#### Task objective
Retype all of the data. Every line must match exactly.

#### Data provided
<<<<
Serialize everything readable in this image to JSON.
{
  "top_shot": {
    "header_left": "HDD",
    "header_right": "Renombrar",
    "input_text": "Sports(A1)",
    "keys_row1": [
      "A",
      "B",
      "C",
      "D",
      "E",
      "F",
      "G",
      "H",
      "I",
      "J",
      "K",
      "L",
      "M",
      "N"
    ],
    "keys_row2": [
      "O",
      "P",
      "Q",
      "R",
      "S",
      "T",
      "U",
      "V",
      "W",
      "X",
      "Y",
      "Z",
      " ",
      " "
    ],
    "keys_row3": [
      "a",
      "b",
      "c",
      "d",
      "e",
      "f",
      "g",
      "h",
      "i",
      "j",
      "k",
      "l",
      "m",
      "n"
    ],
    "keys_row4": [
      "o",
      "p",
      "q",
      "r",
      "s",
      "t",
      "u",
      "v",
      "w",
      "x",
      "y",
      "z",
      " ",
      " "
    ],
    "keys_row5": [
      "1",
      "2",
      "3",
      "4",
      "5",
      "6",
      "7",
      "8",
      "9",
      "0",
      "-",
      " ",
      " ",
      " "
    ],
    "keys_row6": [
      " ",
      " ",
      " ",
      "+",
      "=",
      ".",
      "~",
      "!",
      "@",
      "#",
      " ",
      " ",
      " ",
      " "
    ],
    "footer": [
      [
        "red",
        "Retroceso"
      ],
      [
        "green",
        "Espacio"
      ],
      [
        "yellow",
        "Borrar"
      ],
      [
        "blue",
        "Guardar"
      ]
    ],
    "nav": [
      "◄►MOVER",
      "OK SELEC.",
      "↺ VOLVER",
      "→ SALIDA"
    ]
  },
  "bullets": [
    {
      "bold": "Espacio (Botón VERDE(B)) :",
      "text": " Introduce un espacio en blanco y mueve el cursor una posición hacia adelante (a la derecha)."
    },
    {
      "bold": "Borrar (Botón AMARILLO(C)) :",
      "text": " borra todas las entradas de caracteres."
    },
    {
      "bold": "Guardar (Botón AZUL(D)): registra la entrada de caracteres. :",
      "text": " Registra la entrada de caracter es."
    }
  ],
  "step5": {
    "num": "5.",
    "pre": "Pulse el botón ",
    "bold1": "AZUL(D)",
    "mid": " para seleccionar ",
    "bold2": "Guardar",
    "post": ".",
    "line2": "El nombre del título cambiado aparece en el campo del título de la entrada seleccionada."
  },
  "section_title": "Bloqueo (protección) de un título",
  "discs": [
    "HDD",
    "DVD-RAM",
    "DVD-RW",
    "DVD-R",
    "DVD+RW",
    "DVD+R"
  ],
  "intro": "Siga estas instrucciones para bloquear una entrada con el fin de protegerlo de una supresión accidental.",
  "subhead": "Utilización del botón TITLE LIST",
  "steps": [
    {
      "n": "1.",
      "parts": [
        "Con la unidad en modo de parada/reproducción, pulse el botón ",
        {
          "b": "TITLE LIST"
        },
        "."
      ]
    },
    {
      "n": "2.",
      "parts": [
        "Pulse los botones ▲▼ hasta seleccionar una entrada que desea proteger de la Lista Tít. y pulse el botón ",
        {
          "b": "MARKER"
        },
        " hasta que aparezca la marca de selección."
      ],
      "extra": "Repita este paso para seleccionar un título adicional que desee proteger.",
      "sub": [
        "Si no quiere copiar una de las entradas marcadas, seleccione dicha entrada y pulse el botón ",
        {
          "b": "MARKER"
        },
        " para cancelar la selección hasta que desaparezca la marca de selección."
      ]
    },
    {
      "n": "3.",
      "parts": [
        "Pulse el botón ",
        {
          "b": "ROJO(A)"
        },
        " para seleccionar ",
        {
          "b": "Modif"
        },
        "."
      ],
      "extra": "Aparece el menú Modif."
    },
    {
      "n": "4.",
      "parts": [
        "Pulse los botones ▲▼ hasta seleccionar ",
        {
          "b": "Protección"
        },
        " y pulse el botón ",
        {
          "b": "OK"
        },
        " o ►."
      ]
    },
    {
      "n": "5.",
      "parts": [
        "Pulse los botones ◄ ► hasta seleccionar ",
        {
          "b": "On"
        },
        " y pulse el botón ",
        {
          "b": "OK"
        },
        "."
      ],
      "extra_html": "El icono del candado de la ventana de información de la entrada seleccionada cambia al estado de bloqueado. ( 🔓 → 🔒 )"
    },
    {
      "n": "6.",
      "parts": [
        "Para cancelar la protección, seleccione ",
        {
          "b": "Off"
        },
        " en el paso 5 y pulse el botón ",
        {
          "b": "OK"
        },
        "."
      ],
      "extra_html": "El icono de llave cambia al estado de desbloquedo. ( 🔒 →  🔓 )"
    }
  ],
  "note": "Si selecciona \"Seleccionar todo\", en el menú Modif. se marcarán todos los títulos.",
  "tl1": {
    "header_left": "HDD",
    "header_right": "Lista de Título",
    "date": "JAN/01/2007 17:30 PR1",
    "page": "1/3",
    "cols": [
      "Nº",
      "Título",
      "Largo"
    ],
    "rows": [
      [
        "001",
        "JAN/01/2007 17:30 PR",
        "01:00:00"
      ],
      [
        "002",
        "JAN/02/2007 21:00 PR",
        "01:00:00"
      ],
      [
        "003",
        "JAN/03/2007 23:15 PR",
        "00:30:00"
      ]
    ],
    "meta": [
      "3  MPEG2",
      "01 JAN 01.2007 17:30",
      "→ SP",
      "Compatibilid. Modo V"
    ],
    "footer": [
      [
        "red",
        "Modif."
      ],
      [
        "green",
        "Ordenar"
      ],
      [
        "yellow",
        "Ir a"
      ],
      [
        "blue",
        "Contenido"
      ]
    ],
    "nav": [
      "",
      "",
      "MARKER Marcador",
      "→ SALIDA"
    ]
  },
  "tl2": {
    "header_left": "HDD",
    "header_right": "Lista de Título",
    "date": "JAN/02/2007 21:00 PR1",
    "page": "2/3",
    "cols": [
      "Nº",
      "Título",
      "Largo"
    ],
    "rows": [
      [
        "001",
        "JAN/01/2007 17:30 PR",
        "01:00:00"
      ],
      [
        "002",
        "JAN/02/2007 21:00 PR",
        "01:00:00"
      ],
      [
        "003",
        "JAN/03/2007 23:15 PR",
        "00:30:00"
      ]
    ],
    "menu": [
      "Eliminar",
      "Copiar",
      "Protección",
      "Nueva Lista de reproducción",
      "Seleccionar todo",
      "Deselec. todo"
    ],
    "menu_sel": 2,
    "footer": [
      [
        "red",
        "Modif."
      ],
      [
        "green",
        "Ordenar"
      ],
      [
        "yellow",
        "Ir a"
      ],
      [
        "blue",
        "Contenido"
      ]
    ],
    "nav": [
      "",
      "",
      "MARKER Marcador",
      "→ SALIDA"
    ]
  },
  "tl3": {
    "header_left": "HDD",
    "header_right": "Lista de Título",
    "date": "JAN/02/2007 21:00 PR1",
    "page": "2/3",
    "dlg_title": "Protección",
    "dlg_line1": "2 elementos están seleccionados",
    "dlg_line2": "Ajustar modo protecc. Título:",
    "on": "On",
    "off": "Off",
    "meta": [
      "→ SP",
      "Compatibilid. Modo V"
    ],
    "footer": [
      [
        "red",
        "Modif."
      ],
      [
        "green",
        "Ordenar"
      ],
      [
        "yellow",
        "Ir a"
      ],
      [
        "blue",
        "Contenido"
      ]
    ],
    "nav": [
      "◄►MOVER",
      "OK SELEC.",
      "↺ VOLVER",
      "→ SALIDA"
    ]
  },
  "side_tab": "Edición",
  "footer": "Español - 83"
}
>>>>
#### The solution
Serialize everything readable in this image to JSON.
{
  "top_shot": {
    "header_left": "HDD",
    "header_right": "Renombrar",
    "input_text": "Sports(A1)",
    "keys_row1": [
      "A",
      "B",
      "C",
      "D",
      "E",
      "F",
      "G",
      "H",
      "I",
      "J",
      "K",
      "L",
      "M",
      "N"
    ],
    "keys_row2": [
      "O",
      "P",
      "Q",
      "R",
      "S",
      "T",
      "U",
      "V",
      "W",
      "X",
      "Y",
      "Z",
      " ",
      " "
    ],
    "keys_row3": [
      "a",
      "b",
      "c",
      "d",
      "e",
      "f",
      "g",
      "h",
      "i",
      "j",
      "k",
      "l",
      "m",
      "n"
    ],
    "keys_row4": [
      "o",
      "p",
      "q",
      "r",
      "s",
      "t",
      "u",
      "v",
      "w",
      "x",
      "y",
      "z",
      " ",
      " "
    ],
    "keys_row5": [
      "1",
      "2",
      "3",
      "4",
      "5",
      "6",
      "7",
      "8",
      "9",
      "0",
      "-",
      " ",
      " ",
      " "
    ],
    "keys_row6": [
      " ",
      " ",
      " ",
      "+",
      "=",
      ".",
      "~",
      "!",
      "@",
      "#",
      " ",
      " ",
      " ",
      " "
    ],
    "footer": [
      [
        "red",
        "Retroceso"
      ],
      [
        "green",
        "Espacio"
      ],
      [
        "yellow",
        "Borrar"
      ],
      [
        "blue",
        "Guardar"
      ]
    ],
    "nav": [
      "◄►MOVER",
      "OK SELEC.",
      "↺ VOLVER",
      "→ SALIDA"
    ]
  },
  "bullets": [
    {
      "bold": "Espacio (Botón VERDE(B)) :",
      "text": " Introduce un espacio en blanco y mueve el cursor una posición hacia adelante (a la derecha)."
    },
    {
      "bold": "Borrar (Botón AMARILLO(C)) :",
      "text": " borra todas las entradas de caracteres."
    },
    {
      "bold": "Guardar (Botón AZUL(D)): registra la entrada de caracteres. :",
      "text": " Registra la entrada de caracter es."
    }
  ],
  "step5": {
    "num": "5.",
    "pre": "Pulse el botón ",
    "bold1": "AZUL(D)",
    "mid": " para seleccionar ",
    "bold2": "Guardar",
    "post": ".",
    "line2": "El nombre del título cambiado aparece en el campo del título de la entrada seleccionada."
  },
  "section_title": "Bloqueo (protección) de un título",
  "discs": [
    "HDD",
    "DVD-RAM",
    "DVD-RW",
    "DVD-R",
    "DVD+RW",
    "DVD+R"
  ],
  "intro": "Siga estas instrucciones para bloquear una entrada con el fin de protegerlo de una supresión accidental.",
  "subhead": "Utilización del botón TITLE LIST",
  "steps": [
    {
      "n": "1.",
      "parts": [
        "Con la unidad en modo de parada/reproducción, pulse el botón ",
        {
          "b": "TITLE LIST"
        },
        "."
      ]
    },
    {
      "n": "2.",
      "parts": [
        "Pulse los botones ▲▼ hasta seleccionar una entrada que desea proteger de la Lista Tít. y pulse el botón ",
        {
          "b": "MARKER"
        },
        " hasta que aparezca la marca de selección."
      ],
      "extra": "Repita este paso para seleccionar un título adicional que desee proteger.",
      "sub": [
        "Si no quiere copiar una de las entradas marcadas, seleccione dicha entrada y pulse el botón ",
        {
          "b": "MARKER"
        },
        " para cancelar la selección hasta que desaparezca la marca de selección."
      ]
    },
    {
      "n": "3.",
      "parts": [
        "Pulse el botón ",
        {
          "b": "ROJO(A)"
        },
        " para seleccionar ",
        {
          "b": "Modif"
        },
        "."
      ],
      "extra": "Aparece el menú Modif."
    },
    {
      "n": "4.",
      "parts": [
        "Pulse los botones ▲▼ hasta seleccionar ",
        {
          "b": "Protección"
        },
        " y pulse el botón ",
        {
          "b": "OK"
        },
        " o ►."
      ]
    },
    {
      "n": "5.",
      "parts": [
        "Pulse los botones ◄ ► hasta seleccionar ",
        {
          "b": "On"
        },
        " y pulse el botón ",
        {
          "b": "OK"
        },
        "."
      ],
      "extra_html": "El icono del candado de la ventana de información de la entrada seleccionada cambia al estado de bloqueado. ( 🔓 → 🔒 )"
    },
    {
      "n": "6.",
      "parts": [
        "Para cancelar la protección, seleccione ",
        {
          "b": "Off"
        },
        " en el paso 5 y pulse el botón ",
        {
          "b": "OK"
        },
        "."
      ],
      "extra_html": "El icono de llave cambia al estado de desbloquedo. ( 🔒 →  🔓 )"
    }
  ],
  "note": "Si selecciona \"Seleccionar todo\", en el menú Modif. se marcarán todos los títulos.",
  "tl1": {
    "header_left": "HDD",
    "header_right": "Lista de Título",
    "date": "JAN/01/2007 17:30 PR1",
    "page": "1/3",
    "cols": [
      "Nº",
      "Título",
      "Largo"
    ],
    "rows": [
      [
        "001",
        "JAN/01/2007 17:30 PR",
        "01:00:00"
      ],
      [
        "002",
        "JAN/02/2007 21:00 PR",
        "01:00:00"
      ],
      [
        "003",
        "JAN/03/2007 23:15 PR",
        "00:30:00"
      ]
    ],
    "meta": [
      "3  MPEG2",
      "01 JAN 01.2007 17:30",
      "→ SP",
      "Compatibilid. Modo V"
    ],
    "footer": [
      [
        "red",
        "Modif."
      ],
      [
        "green",
        "Ordenar"
      ],
      [
        "yellow",
        "Ir a"
      ],
      [
        "blue",
        "Contenido"
      ]
    ],
    "nav": [
      "",
      "",
      "MARKER Marcador",
      "→ SALIDA"
    ]
  },
  "tl2": {
    "header_left": "HDD",
    "header_right": "Lista de Título",
    "date": "JAN/02/2007 21:00 PR1",
    "page": "2/3",
    "cols": [
      "Nº",
      "Título",
      "Largo"
    ],
    "rows": [
      [
        "001",
        "JAN/01/2007 17:30 PR",
        "01:00:00"
      ],
      [
        "002",
        "JAN/02/2007 21:00 PR",
        "01:00:00"
      ],
      [
        "003",
        "JAN/03/2007 23:15 PR",
        "00:30:00"
      ]
    ],
    "menu": [
      "Eliminar",
      "Copiar",
      "Protección",
      "Nueva Lista de reproducción",
      "Seleccionar todo",
      "Deselec. todo"
    ],
    "menu_sel": 2,
    "footer": [
      [
        "red",
        "Modif."
      ],
      [
        "green",
        "Ordenar"
      ],
      [
        "yellow",
        "Ir a"
      ],
      [
        "blue",
        "Contenido"
      ]
    ],
    "nav": [
      "",
      "",
      "MARKER Marcador",
      "→ SALIDA"
    ]
  },
  "tl3": {
    "header_left": "HDD",
    "header_right": "Lista de Título",
    "date": "JAN/02/2007 21:00 PR1",
    "page": "2/3",
    "dlg_title": "Protección",
    "dlg_line1": "2 elementos están seleccionados",
    "dlg_line2": "Ajustar modo protecc. Título:",
    "on": "On",
    "off": "Off",
    "meta": [
      "→ SP",
      "Compatibilid. Modo V"
    ],
    "footer": [
      [
        "red",
        "Modif."
      ],
      [
        "green",
        "Ordenar"
      ],
      [
        "yellow",
        "Ir a"
      ],
      [
        "blue",
        "Contenido"
      ]
    ],
    "nav": [
      "◄►MOVER",
      "OK SELEC.",
      "↺ VOLVER",
      "→ SALIDA"
    ]
  },
  "side_tab": "Edición",
  "footer": "Español - 83"
}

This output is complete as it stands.